* [Set problem]: Gather the lines from the material that contain "What".

━━━

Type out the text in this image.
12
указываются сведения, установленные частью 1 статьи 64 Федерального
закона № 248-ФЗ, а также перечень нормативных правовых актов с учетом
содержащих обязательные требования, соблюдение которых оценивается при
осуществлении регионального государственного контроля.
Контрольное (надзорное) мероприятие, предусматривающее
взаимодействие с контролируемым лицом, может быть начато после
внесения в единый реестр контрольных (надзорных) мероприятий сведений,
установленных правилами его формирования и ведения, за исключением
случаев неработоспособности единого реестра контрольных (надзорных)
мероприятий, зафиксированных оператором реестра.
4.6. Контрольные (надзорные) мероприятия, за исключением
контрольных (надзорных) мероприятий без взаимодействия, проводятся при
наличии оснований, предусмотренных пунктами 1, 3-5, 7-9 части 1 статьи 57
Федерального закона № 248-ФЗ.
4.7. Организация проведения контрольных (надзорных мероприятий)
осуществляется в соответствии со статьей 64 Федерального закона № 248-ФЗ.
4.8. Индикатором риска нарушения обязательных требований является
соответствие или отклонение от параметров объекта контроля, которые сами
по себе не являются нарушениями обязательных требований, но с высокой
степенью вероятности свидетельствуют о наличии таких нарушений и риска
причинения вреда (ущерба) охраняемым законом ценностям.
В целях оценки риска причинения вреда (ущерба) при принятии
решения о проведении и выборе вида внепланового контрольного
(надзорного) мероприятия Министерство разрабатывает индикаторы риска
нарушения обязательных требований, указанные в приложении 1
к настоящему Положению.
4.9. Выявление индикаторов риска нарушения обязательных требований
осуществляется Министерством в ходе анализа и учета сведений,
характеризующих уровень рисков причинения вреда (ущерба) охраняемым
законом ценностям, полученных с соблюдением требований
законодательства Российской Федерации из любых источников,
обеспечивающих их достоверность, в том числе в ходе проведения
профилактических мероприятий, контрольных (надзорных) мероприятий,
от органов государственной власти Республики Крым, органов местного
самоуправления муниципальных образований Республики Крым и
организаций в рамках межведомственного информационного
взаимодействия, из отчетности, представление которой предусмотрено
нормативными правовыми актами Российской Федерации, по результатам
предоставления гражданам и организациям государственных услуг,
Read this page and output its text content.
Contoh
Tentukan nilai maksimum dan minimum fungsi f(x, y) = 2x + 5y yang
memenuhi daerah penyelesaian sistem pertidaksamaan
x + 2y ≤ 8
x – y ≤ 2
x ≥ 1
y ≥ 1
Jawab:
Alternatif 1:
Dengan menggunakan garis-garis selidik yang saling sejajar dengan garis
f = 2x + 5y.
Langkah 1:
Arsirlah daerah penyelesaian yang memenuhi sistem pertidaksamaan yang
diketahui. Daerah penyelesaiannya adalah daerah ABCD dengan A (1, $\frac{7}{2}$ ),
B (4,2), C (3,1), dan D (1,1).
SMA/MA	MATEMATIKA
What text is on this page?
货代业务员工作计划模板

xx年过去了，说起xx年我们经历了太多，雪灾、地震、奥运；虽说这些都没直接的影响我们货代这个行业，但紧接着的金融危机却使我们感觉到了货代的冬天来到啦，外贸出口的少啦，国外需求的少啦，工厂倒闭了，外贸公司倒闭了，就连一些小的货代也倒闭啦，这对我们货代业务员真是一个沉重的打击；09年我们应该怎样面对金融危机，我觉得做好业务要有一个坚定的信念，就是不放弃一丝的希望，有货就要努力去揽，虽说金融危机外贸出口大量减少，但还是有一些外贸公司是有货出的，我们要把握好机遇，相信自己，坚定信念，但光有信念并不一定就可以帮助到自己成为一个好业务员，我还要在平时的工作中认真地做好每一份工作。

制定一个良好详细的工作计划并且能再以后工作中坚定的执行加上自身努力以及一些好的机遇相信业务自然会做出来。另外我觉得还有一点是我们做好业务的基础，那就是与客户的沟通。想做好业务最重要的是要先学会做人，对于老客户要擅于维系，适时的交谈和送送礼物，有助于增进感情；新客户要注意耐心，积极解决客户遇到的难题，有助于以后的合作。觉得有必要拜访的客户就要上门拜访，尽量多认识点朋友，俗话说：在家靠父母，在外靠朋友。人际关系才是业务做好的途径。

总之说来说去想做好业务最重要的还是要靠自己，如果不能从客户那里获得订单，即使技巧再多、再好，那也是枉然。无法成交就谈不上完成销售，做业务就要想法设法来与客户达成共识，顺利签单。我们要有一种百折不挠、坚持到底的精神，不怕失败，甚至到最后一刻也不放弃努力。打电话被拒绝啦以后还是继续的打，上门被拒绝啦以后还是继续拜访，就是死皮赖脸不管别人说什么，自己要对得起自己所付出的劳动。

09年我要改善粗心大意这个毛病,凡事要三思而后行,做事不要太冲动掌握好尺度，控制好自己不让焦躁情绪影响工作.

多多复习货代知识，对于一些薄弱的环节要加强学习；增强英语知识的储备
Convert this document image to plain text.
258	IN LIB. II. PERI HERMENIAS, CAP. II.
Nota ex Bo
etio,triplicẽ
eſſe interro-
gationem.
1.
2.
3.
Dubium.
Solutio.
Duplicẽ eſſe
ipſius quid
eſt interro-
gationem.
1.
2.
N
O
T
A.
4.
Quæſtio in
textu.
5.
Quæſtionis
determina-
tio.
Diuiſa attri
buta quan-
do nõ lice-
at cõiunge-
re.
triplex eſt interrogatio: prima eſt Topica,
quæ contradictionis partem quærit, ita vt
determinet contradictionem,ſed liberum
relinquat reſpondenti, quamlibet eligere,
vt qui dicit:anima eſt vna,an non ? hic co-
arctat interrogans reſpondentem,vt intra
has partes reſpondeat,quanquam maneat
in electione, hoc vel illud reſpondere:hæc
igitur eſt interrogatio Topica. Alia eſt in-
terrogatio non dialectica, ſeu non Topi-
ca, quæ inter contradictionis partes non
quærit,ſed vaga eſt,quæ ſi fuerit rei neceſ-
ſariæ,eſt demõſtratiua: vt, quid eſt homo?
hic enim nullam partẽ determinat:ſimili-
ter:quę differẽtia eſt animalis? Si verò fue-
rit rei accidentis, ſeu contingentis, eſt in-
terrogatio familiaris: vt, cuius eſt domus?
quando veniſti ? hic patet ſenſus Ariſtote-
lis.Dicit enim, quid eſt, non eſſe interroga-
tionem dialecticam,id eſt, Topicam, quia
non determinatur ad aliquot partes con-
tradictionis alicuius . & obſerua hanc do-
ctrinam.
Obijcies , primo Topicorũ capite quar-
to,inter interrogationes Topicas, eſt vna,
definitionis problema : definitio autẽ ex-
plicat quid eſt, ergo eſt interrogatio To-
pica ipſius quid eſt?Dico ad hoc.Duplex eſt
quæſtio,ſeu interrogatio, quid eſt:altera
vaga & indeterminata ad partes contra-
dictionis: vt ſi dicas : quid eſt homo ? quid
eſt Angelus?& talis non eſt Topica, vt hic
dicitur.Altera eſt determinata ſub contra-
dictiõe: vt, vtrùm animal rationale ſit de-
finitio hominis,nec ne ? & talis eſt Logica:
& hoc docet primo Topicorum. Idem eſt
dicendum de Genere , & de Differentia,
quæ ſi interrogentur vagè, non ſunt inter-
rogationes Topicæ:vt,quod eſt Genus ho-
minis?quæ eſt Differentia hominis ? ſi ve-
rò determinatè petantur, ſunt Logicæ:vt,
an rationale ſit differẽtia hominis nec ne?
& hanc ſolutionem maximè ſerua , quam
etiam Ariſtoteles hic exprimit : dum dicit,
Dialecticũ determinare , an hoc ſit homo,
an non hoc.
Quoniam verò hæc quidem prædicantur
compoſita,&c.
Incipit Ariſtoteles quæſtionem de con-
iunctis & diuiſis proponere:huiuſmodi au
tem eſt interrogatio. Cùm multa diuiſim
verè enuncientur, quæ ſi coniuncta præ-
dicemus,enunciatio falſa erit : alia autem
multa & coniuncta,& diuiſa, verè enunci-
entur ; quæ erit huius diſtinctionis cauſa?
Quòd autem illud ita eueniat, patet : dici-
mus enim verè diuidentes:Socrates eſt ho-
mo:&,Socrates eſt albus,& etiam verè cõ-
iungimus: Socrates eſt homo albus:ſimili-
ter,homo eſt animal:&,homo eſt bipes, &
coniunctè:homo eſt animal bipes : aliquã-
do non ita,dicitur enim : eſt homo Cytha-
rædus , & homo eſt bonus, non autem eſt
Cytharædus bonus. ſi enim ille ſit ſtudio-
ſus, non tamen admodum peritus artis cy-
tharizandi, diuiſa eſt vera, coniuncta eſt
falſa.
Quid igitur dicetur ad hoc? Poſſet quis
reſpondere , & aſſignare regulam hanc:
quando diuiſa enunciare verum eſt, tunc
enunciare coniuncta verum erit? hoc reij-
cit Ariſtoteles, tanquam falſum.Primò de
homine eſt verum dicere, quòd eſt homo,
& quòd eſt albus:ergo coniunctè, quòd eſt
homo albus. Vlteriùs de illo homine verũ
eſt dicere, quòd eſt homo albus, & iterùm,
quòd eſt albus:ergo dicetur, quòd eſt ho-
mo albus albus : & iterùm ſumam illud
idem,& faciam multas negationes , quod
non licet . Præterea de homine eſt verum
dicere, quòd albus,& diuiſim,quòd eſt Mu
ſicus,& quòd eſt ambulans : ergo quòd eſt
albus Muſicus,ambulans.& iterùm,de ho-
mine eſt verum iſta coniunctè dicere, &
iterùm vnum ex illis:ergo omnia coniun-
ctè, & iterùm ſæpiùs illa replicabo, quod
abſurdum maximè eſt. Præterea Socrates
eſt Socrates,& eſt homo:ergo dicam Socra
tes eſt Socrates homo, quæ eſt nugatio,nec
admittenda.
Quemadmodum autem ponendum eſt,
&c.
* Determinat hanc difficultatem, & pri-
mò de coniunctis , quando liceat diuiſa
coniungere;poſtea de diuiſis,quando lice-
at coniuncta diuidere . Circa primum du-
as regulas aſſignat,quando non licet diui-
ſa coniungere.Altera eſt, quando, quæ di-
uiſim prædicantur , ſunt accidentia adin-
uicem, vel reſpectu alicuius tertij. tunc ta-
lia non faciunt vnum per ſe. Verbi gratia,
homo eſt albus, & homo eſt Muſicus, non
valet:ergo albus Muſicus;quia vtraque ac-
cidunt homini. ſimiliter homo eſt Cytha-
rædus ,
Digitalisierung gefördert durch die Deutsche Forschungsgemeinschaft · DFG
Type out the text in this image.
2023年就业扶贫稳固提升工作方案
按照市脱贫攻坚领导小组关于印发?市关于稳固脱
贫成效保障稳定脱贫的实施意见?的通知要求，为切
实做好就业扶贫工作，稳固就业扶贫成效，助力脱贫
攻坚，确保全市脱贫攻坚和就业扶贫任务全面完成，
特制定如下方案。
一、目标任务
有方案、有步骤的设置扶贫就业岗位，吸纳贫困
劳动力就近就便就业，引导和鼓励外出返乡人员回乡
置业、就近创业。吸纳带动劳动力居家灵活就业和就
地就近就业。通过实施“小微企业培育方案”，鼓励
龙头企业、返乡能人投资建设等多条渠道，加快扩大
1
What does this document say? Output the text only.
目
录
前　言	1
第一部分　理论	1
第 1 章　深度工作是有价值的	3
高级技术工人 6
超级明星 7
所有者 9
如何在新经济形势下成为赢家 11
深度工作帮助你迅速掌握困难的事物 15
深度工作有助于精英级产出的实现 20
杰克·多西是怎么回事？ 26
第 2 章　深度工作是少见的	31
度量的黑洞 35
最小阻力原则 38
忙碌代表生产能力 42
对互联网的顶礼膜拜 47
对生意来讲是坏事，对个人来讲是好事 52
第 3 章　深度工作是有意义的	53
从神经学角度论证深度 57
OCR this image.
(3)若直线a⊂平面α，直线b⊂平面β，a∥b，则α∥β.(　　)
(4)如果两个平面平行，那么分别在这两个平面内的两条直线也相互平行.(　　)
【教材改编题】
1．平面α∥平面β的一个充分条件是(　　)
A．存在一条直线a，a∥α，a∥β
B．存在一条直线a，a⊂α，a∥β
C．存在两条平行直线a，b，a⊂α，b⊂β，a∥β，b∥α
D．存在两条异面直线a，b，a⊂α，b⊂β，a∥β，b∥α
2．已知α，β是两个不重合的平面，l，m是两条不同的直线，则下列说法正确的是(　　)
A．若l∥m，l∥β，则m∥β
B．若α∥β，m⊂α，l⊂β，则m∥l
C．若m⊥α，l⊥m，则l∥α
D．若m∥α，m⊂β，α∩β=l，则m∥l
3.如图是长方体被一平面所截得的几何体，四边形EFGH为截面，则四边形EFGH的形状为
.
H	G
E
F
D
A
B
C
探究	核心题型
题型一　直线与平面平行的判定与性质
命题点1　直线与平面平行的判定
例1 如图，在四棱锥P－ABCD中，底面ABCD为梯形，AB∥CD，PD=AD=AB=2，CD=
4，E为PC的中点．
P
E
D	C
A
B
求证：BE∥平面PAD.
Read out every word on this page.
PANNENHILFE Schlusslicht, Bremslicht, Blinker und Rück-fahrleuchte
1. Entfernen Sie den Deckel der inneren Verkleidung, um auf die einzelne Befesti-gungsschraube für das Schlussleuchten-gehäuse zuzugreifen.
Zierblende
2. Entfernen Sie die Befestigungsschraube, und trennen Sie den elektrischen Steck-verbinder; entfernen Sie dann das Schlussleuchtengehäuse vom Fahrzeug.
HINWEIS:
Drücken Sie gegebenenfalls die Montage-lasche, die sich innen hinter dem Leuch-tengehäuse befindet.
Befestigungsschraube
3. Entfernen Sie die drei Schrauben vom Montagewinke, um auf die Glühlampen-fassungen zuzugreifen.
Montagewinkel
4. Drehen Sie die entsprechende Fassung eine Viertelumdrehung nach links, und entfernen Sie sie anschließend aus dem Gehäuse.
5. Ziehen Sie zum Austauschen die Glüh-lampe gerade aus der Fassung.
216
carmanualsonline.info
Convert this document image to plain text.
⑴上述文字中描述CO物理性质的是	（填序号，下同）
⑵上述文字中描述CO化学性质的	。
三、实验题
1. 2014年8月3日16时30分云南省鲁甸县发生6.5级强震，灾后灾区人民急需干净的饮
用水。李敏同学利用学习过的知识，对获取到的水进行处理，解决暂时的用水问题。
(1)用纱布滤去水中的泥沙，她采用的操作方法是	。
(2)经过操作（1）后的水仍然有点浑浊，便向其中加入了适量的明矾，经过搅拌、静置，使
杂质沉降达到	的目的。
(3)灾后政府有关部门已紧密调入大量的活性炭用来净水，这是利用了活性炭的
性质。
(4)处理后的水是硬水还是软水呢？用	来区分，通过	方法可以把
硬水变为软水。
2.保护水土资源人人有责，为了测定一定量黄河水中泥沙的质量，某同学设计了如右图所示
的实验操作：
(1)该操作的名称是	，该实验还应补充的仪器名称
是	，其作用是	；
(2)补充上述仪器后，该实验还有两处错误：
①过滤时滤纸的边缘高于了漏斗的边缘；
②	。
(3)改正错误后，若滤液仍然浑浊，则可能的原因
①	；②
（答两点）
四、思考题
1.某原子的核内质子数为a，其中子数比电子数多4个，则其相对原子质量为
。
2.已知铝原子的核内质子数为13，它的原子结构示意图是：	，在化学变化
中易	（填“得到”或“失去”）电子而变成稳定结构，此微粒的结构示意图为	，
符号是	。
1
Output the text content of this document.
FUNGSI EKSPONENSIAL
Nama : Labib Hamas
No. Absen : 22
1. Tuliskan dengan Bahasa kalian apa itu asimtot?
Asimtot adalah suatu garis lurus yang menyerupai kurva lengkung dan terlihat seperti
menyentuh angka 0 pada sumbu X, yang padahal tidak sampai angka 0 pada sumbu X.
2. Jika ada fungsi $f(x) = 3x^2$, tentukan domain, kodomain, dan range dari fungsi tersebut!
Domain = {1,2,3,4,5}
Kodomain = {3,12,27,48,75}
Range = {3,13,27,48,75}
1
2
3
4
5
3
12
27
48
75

━━━

* [Task result]:
What text is on this page?
What does this document say? Output the text only.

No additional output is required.